**Supplied entries:**
● ● ● ●

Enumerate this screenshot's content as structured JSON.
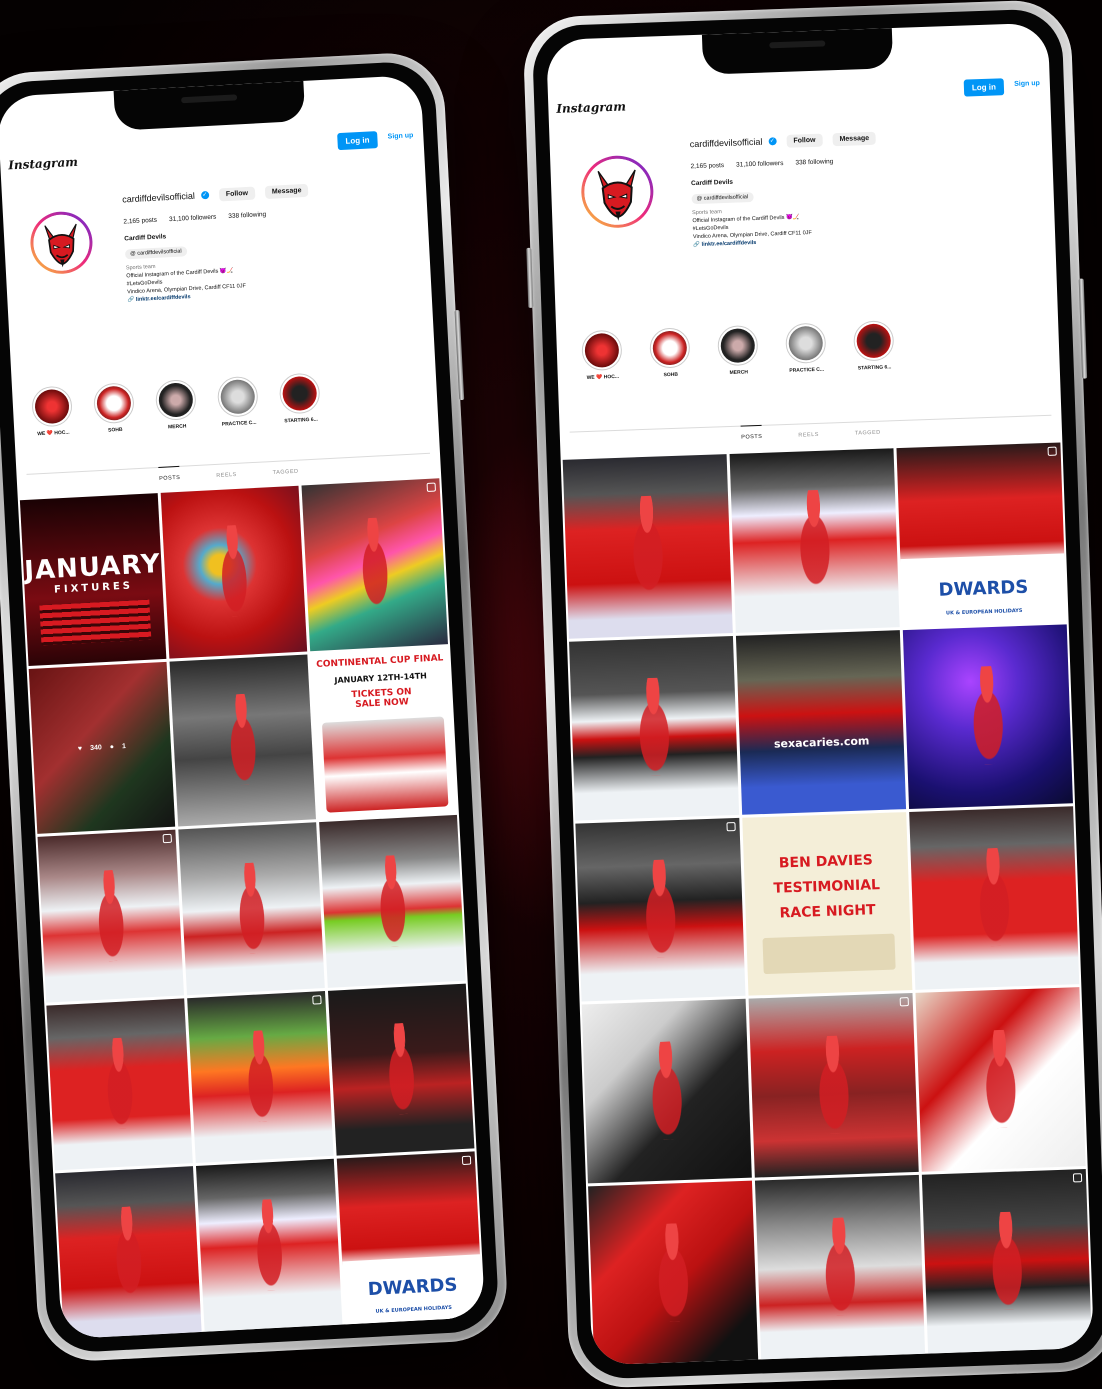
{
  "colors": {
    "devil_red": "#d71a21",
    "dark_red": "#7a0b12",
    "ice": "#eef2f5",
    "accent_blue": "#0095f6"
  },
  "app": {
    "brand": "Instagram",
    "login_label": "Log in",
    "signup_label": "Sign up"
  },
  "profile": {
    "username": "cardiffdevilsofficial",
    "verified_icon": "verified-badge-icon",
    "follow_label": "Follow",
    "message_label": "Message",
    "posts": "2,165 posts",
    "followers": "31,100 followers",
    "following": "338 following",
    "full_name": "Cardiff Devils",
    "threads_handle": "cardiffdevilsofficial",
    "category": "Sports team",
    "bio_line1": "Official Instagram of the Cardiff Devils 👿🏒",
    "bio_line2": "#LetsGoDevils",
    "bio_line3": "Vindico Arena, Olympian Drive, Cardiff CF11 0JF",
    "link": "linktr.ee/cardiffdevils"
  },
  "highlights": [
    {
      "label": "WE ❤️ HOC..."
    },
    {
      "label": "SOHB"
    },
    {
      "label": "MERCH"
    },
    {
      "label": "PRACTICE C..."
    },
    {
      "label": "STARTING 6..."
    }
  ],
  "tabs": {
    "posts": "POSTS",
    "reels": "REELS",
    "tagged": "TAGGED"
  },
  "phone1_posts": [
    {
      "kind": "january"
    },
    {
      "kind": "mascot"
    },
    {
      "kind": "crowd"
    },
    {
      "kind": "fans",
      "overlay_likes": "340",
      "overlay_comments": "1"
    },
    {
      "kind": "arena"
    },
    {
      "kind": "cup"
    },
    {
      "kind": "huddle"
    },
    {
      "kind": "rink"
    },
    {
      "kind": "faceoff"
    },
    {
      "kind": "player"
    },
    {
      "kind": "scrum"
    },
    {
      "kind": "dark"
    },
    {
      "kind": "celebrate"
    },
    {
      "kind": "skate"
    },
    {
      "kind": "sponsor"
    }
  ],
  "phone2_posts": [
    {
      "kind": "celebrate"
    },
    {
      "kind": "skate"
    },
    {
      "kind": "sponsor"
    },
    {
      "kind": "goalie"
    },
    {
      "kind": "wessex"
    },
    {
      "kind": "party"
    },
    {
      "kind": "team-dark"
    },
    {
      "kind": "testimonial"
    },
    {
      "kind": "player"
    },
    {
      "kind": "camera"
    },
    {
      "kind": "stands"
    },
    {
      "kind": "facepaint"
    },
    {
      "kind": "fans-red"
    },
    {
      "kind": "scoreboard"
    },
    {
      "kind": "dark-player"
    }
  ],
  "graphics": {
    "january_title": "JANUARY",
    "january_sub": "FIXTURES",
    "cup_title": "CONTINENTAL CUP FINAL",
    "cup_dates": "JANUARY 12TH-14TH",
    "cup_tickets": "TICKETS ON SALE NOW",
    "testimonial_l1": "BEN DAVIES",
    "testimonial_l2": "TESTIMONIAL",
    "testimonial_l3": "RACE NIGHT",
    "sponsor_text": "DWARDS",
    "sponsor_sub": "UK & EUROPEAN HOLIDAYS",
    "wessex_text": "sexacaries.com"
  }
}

● ● ● ●

Repeat the entries exactly. Pictures are excluded from the copy.

**Result of this task:**
Enumerate this screenshot's content as structured JSON.
{
  "colors": {
    "devil_red": "#d71a21",
    "dark_red": "#7a0b12",
    "ice": "#eef2f5",
    "accent_blue": "#0095f6"
  },
  "app": {
    "brand": "Instagram",
    "login_label": "Log in",
    "signup_label": "Sign up"
  },
  "profile": {
    "username": "cardiffdevilsofficial",
    "verified_icon": "verified-badge-icon",
    "follow_label": "Follow",
    "message_label": "Message",
    "posts": "2,165 posts",
    "followers": "31,100 followers",
    "following": "338 following",
    "full_name": "Cardiff Devils",
    "threads_handle": "cardiffdevilsofficial",
    "category": "Sports team",
    "bio_line1": "Official Instagram of the Cardiff Devils 👿🏒",
    "bio_line2": "#LetsGoDevils",
    "bio_line3": "Vindico Arena, Olympian Drive, Cardiff CF11 0JF",
    "link": "linktr.ee/cardiffdevils"
  },
  "highlights": [
    {
      "label": "WE ❤️ HOC..."
    },
    {
      "label": "SOHB"
    },
    {
      "label": "MERCH"
    },
    {
      "label": "PRACTICE C..."
    },
    {
      "label": "STARTING 6..."
    }
  ],
  "tabs": {
    "posts": "POSTS",
    "reels": "REELS",
    "tagged": "TAGGED"
  },
  "phone1_posts": [
    {
      "kind": "january"
    },
    {
      "kind": "mascot"
    },
    {
      "kind": "crowd"
    },
    {
      "kind": "fans",
      "overlay_likes": "340",
      "overlay_comments": "1"
    },
    {
      "kind": "arena"
    },
    {
      "kind": "cup"
    },
    {
      "kind": "huddle"
    },
    {
      "kind": "rink"
    },
    {
      "kind": "faceoff"
    },
    {
      "kind": "player"
    },
    {
      "kind": "scrum"
    },
    {
      "kind": "dark"
    },
    {
      "kind": "celebrate"
    },
    {
      "kind": "skate"
    },
    {
      "kind": "sponsor"
    }
  ],
  "phone2_posts": [
    {
      "kind": "celebrate"
    },
    {
      "kind": "skate"
    },
    {
      "kind": "sponsor"
    },
    {
      "kind": "goalie"
    },
    {
      "kind": "wessex"
    },
    {
      "kind": "party"
    },
    {
      "kind": "team-dark"
    },
    {
      "kind": "testimonial"
    },
    {
      "kind": "player"
    },
    {
      "kind": "camera"
    },
    {
      "kind": "stands"
    },
    {
      "kind": "facepaint"
    },
    {
      "kind": "fans-red"
    },
    {
      "kind": "scoreboard"
    },
    {
      "kind": "dark-player"
    }
  ],
  "graphics": {
    "january_title": "JANUARY",
    "january_sub": "FIXTURES",
    "cup_title": "CONTINENTAL CUP FINAL",
    "cup_dates": "JANUARY 12TH-14TH",
    "cup_tickets": "TICKETS ON SALE NOW",
    "testimonial_l1": "BEN DAVIES",
    "testimonial_l2": "TESTIMONIAL",
    "testimonial_l3": "RACE NIGHT",
    "sponsor_text": "DWARDS",
    "sponsor_sub": "UK & EUROPEAN HOLIDAYS",
    "wessex_text": "sexacaries.com"
  }
}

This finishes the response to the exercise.